WHAT YOU WILL DO: Go over the listing below line by line and tally those containing "this". Give only the tally.

#####

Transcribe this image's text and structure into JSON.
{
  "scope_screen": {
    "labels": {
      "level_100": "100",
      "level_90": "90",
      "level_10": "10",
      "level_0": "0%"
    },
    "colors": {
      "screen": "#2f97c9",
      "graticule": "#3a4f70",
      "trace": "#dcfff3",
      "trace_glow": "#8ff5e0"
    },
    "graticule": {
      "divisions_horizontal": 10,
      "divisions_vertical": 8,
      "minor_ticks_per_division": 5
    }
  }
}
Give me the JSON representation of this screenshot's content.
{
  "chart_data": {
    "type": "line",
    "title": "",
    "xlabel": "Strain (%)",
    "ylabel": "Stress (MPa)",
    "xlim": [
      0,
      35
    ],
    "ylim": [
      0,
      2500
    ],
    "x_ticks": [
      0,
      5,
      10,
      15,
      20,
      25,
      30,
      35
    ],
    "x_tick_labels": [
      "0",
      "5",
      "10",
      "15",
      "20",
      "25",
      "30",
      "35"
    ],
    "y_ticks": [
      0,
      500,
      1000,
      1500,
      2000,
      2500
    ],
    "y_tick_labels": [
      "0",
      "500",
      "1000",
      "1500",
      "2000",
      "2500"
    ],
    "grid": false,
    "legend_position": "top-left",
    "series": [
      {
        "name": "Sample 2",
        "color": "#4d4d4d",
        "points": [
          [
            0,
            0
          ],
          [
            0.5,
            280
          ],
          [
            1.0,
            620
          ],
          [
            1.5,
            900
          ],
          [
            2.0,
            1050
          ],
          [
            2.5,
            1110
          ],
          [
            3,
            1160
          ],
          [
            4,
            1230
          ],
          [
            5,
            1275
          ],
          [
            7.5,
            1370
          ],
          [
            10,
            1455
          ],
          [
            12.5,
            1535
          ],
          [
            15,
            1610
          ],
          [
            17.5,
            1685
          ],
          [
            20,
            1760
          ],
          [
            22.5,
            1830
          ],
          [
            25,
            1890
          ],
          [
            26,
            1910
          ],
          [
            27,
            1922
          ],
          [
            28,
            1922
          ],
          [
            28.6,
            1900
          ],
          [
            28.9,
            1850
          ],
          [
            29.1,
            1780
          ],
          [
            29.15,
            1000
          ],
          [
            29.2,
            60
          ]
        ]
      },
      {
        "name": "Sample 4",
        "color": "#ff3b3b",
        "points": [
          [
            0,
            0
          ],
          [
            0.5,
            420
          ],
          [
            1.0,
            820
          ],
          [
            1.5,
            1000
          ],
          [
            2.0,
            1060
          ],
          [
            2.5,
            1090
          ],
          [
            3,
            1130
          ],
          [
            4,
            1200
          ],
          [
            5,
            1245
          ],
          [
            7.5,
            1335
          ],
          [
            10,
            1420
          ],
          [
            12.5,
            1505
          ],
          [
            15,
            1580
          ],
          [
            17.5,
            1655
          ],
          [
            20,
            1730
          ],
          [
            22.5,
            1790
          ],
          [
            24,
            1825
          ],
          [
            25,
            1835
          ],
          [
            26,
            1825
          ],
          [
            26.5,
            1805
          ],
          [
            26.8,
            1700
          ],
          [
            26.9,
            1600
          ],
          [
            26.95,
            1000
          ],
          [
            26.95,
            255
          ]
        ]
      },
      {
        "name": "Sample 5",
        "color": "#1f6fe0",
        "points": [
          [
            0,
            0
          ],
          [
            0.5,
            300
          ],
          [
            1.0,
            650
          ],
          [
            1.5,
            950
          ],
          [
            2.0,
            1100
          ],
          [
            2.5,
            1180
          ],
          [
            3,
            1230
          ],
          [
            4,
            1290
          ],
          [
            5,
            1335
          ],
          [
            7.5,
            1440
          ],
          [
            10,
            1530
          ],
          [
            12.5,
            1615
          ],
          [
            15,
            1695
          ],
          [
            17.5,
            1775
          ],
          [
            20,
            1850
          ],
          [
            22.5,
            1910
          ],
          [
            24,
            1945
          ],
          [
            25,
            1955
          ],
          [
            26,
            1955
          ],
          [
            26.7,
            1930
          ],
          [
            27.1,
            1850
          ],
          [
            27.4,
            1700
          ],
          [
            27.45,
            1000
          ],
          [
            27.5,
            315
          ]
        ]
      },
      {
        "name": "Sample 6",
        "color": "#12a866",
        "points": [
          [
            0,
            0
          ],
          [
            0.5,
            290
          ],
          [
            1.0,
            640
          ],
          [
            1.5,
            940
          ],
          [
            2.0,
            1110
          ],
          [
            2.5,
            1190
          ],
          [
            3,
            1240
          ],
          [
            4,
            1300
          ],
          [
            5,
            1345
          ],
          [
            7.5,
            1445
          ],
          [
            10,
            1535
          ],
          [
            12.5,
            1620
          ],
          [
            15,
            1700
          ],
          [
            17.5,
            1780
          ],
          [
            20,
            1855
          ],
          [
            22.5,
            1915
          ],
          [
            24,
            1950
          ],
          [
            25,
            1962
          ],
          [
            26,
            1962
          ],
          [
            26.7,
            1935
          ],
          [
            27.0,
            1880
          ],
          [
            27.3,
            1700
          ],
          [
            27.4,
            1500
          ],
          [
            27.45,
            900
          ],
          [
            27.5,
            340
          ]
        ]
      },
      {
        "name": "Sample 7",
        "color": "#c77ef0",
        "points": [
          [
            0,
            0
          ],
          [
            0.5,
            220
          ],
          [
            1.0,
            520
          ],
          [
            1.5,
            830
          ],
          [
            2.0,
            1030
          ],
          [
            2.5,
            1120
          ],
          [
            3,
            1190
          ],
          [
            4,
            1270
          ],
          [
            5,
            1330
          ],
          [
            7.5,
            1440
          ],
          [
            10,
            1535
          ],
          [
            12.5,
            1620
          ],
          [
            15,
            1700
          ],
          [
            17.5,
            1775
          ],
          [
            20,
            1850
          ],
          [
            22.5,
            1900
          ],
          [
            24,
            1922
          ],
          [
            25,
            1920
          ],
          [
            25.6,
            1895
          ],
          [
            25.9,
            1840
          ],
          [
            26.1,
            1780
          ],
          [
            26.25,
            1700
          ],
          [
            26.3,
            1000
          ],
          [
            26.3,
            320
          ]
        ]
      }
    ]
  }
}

#####

TASK RESPONSE: 2